--- START OF DATASET ROWS ---

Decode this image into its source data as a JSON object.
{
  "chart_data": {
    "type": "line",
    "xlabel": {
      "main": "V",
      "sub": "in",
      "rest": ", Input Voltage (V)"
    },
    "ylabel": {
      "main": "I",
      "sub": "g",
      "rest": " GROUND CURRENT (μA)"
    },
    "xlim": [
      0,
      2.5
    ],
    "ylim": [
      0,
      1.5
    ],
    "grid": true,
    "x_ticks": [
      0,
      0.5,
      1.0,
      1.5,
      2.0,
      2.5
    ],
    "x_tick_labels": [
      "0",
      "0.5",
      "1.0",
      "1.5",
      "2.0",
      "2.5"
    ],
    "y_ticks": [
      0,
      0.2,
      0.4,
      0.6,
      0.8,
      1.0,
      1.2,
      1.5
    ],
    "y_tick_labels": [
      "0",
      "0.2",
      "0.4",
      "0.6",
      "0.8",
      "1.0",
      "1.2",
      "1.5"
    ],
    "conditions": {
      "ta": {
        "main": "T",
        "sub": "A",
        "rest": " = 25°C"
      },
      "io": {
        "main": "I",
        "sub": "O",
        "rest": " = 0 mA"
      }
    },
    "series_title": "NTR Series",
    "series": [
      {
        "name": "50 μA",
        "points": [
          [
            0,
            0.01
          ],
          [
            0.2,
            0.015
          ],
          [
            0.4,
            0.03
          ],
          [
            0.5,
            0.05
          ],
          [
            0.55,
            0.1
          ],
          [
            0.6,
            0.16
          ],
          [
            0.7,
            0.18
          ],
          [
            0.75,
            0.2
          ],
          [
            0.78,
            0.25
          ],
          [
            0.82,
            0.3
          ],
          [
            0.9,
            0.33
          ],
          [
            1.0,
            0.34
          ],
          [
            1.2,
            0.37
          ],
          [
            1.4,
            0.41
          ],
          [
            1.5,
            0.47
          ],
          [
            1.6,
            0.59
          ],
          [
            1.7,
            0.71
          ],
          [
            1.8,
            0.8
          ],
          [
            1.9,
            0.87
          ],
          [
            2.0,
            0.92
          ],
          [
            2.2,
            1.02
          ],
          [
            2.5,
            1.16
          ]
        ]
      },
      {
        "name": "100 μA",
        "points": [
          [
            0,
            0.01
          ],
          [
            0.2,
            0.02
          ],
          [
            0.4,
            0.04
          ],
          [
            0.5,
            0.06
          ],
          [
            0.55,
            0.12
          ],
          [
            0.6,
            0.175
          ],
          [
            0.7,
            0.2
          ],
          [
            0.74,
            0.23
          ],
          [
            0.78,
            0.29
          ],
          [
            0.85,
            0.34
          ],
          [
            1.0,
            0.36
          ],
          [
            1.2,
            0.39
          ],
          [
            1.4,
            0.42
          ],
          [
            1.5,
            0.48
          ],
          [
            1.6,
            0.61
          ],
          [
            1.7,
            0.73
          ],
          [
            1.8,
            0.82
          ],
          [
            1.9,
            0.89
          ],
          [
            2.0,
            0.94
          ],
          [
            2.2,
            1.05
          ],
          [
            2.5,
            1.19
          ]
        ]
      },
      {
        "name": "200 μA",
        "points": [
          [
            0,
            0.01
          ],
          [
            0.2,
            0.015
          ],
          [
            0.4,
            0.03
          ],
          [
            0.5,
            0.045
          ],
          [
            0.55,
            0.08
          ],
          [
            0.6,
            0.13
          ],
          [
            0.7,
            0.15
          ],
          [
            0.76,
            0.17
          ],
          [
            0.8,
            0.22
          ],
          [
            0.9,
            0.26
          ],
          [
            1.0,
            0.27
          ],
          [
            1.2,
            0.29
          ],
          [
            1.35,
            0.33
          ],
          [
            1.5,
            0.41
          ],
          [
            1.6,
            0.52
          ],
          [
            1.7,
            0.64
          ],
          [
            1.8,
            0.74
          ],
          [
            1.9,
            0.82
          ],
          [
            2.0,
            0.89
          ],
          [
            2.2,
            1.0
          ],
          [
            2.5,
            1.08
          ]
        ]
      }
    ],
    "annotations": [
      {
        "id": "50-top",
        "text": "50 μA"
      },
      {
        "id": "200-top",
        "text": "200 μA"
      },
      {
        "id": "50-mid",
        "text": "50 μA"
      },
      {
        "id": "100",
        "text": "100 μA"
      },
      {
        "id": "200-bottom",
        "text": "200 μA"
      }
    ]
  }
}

--- END OF DATASET ROWS ---

### REQUIREMENTS
Without leaving anything out, give the entries again exactly.

### ANSWER IN FULL
Decode this image into its source data as a JSON object.
{
  "chart_data": {
    "type": "line",
    "xlabel": {
      "main": "V",
      "sub": "in",
      "rest": ", Input Voltage (V)"
    },
    "ylabel": {
      "main": "I",
      "sub": "g",
      "rest": " GROUND CURRENT (μA)"
    },
    "xlim": [
      0,
      2.5
    ],
    "ylim": [
      0,
      1.5
    ],
    "grid": true,
    "x_ticks": [
      0,
      0.5,
      1.0,
      1.5,
      2.0,
      2.5
    ],
    "x_tick_labels": [
      "0",
      "0.5",
      "1.0",
      "1.5",
      "2.0",
      "2.5"
    ],
    "y_ticks": [
      0,
      0.2,
      0.4,
      0.6,
      0.8,
      1.0,
      1.2,
      1.5
    ],
    "y_tick_labels": [
      "0",
      "0.2",
      "0.4",
      "0.6",
      "0.8",
      "1.0",
      "1.2",
      "1.5"
    ],
    "conditions": {
      "ta": {
        "main": "T",
        "sub": "A",
        "rest": " = 25°C"
      },
      "io": {
        "main": "I",
        "sub": "O",
        "rest": " = 0 mA"
      }
    },
    "series_title": "NTR Series",
    "series": [
      {
        "name": "50 μA",
        "points": [
          [
            0,
            0.01
          ],
          [
            0.2,
            0.015
          ],
          [
            0.4,
            0.03
          ],
          [
            0.5,
            0.05
          ],
          [
            0.55,
            0.1
          ],
          [
            0.6,
            0.16
          ],
          [
            0.7,
            0.18
          ],
          [
            0.75,
            0.2
          ],
          [
            0.78,
            0.25
          ],
          [
            0.82,
            0.3
          ],
          [
            0.9,
            0.33
          ],
          [
            1.0,
            0.34
          ],
          [
            1.2,
            0.37
          ],
          [
            1.4,
            0.41
          ],
          [
            1.5,
            0.47
          ],
          [
            1.6,
            0.59
          ],
          [
            1.7,
            0.71
          ],
          [
            1.8,
            0.8
          ],
          [
            1.9,
            0.87
          ],
          [
            2.0,
            0.92
          ],
          [
            2.2,
            1.02
          ],
          [
            2.5,
            1.16
          ]
        ]
      },
      {
        "name": "100 μA",
        "points": [
          [
            0,
            0.01
          ],
          [
            0.2,
            0.02
          ],
          [
            0.4,
            0.04
          ],
          [
            0.5,
            0.06
          ],
          [
            0.55,
            0.12
          ],
          [
            0.6,
            0.175
          ],
          [
            0.7,
            0.2
          ],
          [
            0.74,
            0.23
          ],
          [
            0.78,
            0.29
          ],
          [
            0.85,
            0.34
          ],
          [
            1.0,
            0.36
          ],
          [
            1.2,
            0.39
          ],
          [
            1.4,
            0.42
          ],
          [
            1.5,
            0.48
          ],
          [
            1.6,
            0.61
          ],
          [
            1.7,
            0.73
          ],
          [
            1.8,
            0.82
          ],
          [
            1.9,
            0.89
          ],
          [
            2.0,
            0.94
          ],
          [
            2.2,
            1.05
          ],
          [
            2.5,
            1.19
          ]
        ]
      },
      {
        "name": "200 μA",
        "points": [
          [
            0,
            0.01
          ],
          [
            0.2,
            0.015
          ],
          [
            0.4,
            0.03
          ],
          [
            0.5,
            0.045
          ],
          [
            0.55,
            0.08
          ],
          [
            0.6,
            0.13
          ],
          [
            0.7,
            0.15
          ],
          [
            0.76,
            0.17
          ],
          [
            0.8,
            0.22
          ],
          [
            0.9,
            0.26
          ],
          [
            1.0,
            0.27
          ],
          [
            1.2,
            0.29
          ],
          [
            1.35,
            0.33
          ],
          [
            1.5,
            0.41
          ],
          [
            1.6,
            0.52
          ],
          [
            1.7,
            0.64
          ],
          [
            1.8,
            0.74
          ],
          [
            1.9,
            0.82
          ],
          [
            2.0,
            0.89
          ],
          [
            2.2,
            1.0
          ],
          [
            2.5,
            1.08
          ]
        ]
      }
    ],
    "annotations": [
      {
        "id": "50-top",
        "text": "50 μA"
      },
      {
        "id": "200-top",
        "text": "200 μA"
      },
      {
        "id": "50-mid",
        "text": "50 μA"
      },
      {
        "id": "100",
        "text": "100 μA"
      },
      {
        "id": "200-bottom",
        "text": "200 μA"
      }
    ]
  }
}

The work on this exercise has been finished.